BEGIN EXERCISE PASSAGE

That raises many troubling questions, to say the least, about the FBI’s handling of the alleged incriminating documents.

For example, who made the on-site determination as to the classification level appropriate for each document? Did agents have security clearance and expertise related to classification? Did the agents know whether the document had been declassified by Trump while still in office?

The hasty assessment also appears to contradict Bratt’s statements in court about the classification status of the seized documents. Bratt told Judge Aileen Cannon during a hearing last year that the records were undergoing a classification review, presumably conducted by the intelligence community, to determine the correct level of secrecy.

Did the final analysis confirm or dispute the assessments by the field FBI agents who conducted the raid?

Missing Paper Trial and Messy Boxes

But Jack Smith might have bigger problems. During the raid, agents took a box in its entirety if it contained papers with classified markings; the box usually contained other items, which is how the FBI ended up with so many of Trump’s personal belongings.

So, in order to flag the location of the alleged classified record in the box, agents, as Bratt noted, used the cover sheets as placeholders. (The classified records were then placed in a separate secure file.)

But now defense attorneys claim, and the special counsel concedes, that some placeholders do not match the relevant document. “Following defense counsel’s review of the physical boxes…and the documents produced in classified discovery, defense counsel has learned that the cross-reference provided by the Special Counsel’s Office does not contain accurate information,” attorneys representing Trump’s co-defendant Waltine Nauta wrote in a May 1 motion.

The motion forced the special counsel to admit the error. “In many but not all instances, the FBI was able to determine which document with classification markings corresponded to a particular placeholder sheet,” Bratt wrote.

In other words, in their zeal to stage a phony photo using official classified cover sheets, FBI agents might have failed to accurately match the placeholder sheet with the appropriate document. This is a potentially case-blowing mistake, particularly if the document in question is one of the 34 records that represents the basis of espionage charges against Trump.

END EXERCISE PASSAGE
BEGIN RECORD SET

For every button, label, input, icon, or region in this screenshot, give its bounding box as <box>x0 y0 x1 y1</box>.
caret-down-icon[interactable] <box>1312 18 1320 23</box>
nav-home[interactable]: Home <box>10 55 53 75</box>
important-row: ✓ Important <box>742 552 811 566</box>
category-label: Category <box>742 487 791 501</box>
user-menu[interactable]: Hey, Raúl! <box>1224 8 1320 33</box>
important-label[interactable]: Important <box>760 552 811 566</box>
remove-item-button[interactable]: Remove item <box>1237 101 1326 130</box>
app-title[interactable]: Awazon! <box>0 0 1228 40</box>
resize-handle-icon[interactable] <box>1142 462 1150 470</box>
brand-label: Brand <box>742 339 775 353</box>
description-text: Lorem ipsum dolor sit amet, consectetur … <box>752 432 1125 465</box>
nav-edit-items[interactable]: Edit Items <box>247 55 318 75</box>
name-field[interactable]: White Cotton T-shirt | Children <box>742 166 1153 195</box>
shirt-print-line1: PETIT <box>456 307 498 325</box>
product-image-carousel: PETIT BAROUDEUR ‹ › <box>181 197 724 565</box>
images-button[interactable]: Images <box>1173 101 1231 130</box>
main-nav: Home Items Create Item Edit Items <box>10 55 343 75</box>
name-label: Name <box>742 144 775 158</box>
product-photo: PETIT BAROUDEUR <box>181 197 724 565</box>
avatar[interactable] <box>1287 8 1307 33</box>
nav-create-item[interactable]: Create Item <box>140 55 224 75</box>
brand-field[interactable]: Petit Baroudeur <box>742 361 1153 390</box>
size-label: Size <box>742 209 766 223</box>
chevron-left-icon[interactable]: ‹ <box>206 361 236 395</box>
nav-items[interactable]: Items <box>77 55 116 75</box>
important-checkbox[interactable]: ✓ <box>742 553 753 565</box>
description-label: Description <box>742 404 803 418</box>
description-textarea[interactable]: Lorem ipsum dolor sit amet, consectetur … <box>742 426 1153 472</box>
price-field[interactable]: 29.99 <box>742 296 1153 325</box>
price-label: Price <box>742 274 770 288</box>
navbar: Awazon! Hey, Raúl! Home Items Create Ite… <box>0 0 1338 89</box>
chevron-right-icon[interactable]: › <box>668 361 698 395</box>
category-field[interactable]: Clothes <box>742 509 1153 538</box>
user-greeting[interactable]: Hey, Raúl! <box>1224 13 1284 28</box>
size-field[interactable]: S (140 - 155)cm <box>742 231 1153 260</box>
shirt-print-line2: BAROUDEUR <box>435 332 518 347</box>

END RECORD SET

◆ WORK INSTRUCTIONS:
(a) In the article on the FBI's handling of the documents seized from Trump, whose attorneys filed the May 1 motion?
(b) Pick up the article on the FBI's handling of the documents seized from Trump after its final sentence and keep it going.

◆ ANSWERS TO THE EXERCISE:
(a) The attorneys representing Trump's co-defendant Waltine Nauta.

(b)
And there is another issue in connection with the cover sheets. Defense attorneys also noted that in at least one instance, the location of the cover sheet in the physical box didn’t match the FBI’s accounting. “[The] sheet…does not appear for several hundreds of pages later than the FBI Index indicated it would. Defense counsel’s review of these materials calls into question the likelihood that the contents of the physical boxes remains (sic) the same as when they were seized by the FBI on August 8, 2022.”

Which Bratt also admitted is an issue. After the boxes were transported from Florida to the hopelessly corrupt Washington FBI field office (another scandalous aspect of the case since the investigation should have been conducted in southern Florida not in another jurisdiction), a private company took scans of the inside of the boxes. But according to the defense team, the current condition of the boxes does not match the scans taken in August 2022.

Bratt explained that “there are some boxes where the order of items within that box is not the same as in the associated scans.” He then offered a list of excuses including how some “boxes contain items smaller than standard paper such as index cards, books, and stationary, which shift easily when the boxes are carried, especially because many of the boxes are not full.”

It is safe to assume Judge Cannon will not take these new revelations lightly — particularly since Bratt also had to admit in the same filing that he did not tell her the truth when she asked about the condition of the boxes during a hearing last month. On April 12, Cannon directly asked Bratt, “are the boxes in their original, intact form as seized?” Bratt replied yes, but “with one exception, and that is that the classified documents have been removed and placeholders have been put in the documents [place.]”

Oof.

If a picture is worth a thousand words, Jack Smith’s team might need several thousand words to weasel their way out of this mess.